§ **Given instruction**: Reproduce everything from the start of the records down to the line containing "method-paragraph (100, 473, 760, 561)", replacing "header-cell" with "column-header" and leaving all else unchanged.

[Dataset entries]
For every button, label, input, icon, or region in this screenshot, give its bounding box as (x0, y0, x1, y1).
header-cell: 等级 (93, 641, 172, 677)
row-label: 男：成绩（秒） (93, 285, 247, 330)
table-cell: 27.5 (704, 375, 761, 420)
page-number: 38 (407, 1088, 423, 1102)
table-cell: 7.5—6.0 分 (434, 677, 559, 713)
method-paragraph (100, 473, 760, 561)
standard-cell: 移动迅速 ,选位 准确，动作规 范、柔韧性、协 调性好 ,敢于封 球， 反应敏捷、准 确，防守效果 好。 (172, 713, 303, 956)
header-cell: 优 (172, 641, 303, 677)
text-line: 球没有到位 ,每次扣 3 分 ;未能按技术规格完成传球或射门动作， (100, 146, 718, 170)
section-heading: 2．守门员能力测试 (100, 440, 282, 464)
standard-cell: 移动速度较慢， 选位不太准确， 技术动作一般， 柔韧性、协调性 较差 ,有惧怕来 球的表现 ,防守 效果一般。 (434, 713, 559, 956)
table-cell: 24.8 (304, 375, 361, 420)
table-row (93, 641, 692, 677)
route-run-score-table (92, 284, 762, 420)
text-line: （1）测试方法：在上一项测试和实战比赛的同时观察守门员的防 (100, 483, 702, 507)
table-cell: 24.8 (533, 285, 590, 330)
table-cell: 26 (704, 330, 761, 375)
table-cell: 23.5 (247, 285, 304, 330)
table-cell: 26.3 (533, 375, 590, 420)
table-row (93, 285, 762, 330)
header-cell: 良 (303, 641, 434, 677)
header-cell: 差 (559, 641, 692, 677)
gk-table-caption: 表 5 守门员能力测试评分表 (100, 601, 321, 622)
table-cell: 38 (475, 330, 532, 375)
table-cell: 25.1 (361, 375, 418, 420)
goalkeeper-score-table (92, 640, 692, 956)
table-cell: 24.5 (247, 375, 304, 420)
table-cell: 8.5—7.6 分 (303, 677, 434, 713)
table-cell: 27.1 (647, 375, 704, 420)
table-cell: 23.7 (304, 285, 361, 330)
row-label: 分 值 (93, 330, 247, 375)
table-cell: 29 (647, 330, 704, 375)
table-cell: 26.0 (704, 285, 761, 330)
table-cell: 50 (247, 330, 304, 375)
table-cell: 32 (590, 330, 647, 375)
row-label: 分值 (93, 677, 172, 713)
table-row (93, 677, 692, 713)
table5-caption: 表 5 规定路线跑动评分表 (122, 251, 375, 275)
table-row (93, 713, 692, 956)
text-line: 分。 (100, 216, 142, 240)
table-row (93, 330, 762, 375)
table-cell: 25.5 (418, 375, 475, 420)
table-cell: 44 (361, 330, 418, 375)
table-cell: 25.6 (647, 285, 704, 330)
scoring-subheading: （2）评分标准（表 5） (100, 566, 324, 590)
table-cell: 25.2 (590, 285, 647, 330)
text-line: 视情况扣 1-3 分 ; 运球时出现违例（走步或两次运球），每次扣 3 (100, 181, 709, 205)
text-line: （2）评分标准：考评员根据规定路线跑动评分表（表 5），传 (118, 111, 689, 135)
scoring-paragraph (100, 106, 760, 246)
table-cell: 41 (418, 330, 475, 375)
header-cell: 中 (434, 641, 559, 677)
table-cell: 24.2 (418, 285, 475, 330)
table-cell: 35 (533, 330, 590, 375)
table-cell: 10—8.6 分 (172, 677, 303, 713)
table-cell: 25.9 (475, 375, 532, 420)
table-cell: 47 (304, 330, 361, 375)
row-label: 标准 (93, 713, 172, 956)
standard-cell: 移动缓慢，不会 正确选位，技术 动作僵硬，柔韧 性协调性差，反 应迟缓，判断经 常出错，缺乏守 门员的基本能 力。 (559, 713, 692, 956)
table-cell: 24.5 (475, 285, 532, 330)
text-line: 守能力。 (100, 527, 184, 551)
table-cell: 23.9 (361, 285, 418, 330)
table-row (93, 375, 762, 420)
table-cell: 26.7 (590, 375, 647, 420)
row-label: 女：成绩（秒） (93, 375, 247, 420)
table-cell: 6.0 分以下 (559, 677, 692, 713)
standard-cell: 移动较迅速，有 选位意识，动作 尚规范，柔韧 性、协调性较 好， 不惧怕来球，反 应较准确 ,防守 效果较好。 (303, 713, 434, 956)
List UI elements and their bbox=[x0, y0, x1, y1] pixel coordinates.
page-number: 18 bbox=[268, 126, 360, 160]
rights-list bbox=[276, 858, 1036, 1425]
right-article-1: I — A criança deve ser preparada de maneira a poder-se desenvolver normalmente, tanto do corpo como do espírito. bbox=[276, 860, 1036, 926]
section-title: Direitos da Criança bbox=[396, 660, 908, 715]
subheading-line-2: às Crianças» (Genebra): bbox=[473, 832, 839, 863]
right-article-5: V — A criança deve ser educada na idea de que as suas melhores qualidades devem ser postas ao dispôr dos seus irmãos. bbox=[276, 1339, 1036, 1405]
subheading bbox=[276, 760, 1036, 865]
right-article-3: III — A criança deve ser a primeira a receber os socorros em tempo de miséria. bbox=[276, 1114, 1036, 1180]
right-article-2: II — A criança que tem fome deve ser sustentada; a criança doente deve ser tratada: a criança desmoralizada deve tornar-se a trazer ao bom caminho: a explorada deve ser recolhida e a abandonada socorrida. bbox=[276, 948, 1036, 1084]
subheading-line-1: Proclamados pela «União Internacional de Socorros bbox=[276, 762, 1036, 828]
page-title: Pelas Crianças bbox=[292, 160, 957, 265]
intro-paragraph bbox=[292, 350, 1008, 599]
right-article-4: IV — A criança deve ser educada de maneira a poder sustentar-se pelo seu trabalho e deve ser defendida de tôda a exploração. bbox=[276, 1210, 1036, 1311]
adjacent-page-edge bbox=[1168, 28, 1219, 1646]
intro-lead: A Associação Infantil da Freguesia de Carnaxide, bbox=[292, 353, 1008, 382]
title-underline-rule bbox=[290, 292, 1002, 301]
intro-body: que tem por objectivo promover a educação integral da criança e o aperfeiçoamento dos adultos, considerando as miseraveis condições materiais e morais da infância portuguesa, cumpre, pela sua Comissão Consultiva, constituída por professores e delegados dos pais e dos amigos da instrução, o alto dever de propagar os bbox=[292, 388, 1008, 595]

§ **Result of the exercise**:
For every button, label, input, icon, or region in this screenshot, give its bounding box as (x0, y0, x1, y1).
column-header: 等级 (93, 641, 172, 677)
row-label: 男：成绩（秒） (93, 285, 247, 330)
table-cell: 27.5 (704, 375, 761, 420)
page-number: 38 (407, 1088, 423, 1102)
table-cell: 7.5—6.0 分 (434, 677, 559, 713)
method-paragraph (100, 473, 760, 561)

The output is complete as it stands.